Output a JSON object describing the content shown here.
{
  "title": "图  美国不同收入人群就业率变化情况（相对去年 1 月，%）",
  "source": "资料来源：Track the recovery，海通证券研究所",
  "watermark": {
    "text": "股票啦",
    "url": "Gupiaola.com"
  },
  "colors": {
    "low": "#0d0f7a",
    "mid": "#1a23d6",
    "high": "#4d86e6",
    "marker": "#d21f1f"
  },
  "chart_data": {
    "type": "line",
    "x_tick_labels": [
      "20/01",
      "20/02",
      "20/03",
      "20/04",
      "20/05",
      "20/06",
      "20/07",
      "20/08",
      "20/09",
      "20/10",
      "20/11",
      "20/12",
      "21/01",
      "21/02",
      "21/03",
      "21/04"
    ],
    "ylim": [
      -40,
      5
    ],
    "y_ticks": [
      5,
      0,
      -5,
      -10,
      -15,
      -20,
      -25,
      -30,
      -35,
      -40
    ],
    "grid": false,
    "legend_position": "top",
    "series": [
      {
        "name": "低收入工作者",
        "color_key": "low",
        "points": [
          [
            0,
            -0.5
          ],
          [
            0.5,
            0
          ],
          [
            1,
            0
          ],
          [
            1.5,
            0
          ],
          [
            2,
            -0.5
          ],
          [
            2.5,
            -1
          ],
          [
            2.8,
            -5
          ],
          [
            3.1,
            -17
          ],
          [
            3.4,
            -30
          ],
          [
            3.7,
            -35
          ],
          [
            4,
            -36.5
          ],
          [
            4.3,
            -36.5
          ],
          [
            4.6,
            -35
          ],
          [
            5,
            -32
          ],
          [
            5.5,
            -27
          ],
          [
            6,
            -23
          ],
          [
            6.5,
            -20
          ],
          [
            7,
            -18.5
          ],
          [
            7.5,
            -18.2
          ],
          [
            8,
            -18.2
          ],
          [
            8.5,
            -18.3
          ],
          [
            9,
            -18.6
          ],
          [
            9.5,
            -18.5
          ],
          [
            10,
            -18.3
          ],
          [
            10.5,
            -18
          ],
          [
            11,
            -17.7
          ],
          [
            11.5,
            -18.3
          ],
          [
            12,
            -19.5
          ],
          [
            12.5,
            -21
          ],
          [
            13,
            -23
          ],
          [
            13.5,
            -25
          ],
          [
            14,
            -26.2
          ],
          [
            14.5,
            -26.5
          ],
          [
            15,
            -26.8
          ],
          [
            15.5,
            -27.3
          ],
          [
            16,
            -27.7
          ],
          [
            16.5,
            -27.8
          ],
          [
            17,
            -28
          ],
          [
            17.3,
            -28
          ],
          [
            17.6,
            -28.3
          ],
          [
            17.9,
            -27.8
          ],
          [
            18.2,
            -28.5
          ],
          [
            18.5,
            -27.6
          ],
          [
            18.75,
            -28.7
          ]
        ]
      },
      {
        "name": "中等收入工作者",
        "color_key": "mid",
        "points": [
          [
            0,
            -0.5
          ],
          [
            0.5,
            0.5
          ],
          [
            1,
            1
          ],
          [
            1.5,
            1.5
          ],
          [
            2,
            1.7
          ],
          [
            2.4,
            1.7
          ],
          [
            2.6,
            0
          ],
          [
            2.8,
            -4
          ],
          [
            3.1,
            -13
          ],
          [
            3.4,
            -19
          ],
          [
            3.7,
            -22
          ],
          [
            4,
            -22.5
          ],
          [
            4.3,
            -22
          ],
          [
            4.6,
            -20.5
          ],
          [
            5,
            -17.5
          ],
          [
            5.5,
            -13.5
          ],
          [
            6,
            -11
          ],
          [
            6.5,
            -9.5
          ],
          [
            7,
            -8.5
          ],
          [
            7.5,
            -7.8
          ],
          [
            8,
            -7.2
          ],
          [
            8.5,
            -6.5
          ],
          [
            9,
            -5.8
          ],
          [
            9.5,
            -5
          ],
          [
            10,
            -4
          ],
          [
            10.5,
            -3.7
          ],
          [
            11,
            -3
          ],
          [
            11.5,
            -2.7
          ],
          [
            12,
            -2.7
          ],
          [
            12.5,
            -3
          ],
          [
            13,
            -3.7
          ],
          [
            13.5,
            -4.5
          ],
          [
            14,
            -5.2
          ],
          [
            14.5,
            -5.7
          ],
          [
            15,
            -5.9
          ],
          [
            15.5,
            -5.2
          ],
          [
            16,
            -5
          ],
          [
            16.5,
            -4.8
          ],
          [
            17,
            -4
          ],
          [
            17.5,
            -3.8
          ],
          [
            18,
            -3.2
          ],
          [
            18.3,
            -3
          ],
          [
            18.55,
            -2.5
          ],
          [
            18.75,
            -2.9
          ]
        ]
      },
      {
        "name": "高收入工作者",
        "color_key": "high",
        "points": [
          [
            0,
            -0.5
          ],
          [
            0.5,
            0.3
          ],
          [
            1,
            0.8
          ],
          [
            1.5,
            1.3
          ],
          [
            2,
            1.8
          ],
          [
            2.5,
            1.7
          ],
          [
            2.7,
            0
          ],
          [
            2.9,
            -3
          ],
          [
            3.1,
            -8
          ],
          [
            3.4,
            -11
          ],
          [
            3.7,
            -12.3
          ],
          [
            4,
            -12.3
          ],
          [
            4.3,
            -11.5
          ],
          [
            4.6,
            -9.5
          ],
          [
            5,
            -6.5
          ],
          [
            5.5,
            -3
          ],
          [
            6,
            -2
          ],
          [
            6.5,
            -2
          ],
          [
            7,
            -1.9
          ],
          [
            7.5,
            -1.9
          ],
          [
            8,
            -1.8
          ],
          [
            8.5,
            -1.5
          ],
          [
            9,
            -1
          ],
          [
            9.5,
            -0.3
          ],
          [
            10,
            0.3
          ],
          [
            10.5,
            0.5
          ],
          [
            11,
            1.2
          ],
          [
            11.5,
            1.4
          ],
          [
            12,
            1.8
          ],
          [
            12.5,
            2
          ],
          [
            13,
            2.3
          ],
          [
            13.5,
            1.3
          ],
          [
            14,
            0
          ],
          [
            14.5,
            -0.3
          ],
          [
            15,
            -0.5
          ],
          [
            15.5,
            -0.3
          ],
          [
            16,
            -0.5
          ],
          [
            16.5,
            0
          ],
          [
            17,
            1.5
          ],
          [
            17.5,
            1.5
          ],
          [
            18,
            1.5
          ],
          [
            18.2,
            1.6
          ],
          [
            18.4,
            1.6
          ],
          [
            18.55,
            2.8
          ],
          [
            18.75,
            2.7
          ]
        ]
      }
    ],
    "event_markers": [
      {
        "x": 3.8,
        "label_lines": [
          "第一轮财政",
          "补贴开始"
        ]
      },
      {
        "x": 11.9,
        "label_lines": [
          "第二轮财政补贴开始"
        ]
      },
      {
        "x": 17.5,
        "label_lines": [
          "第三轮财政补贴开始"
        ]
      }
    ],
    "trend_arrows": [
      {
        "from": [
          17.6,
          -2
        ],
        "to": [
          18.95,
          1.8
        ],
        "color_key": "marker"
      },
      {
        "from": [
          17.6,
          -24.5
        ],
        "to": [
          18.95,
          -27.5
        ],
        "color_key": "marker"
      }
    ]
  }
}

•••••

_TASK TO CARRY OUT_
Go through the listing above and list every line that has the word "name".

_THE RESULT_
        "name": "低收入工作者",
        "name": "中等收入工作者",
        "name": "高收入工作者",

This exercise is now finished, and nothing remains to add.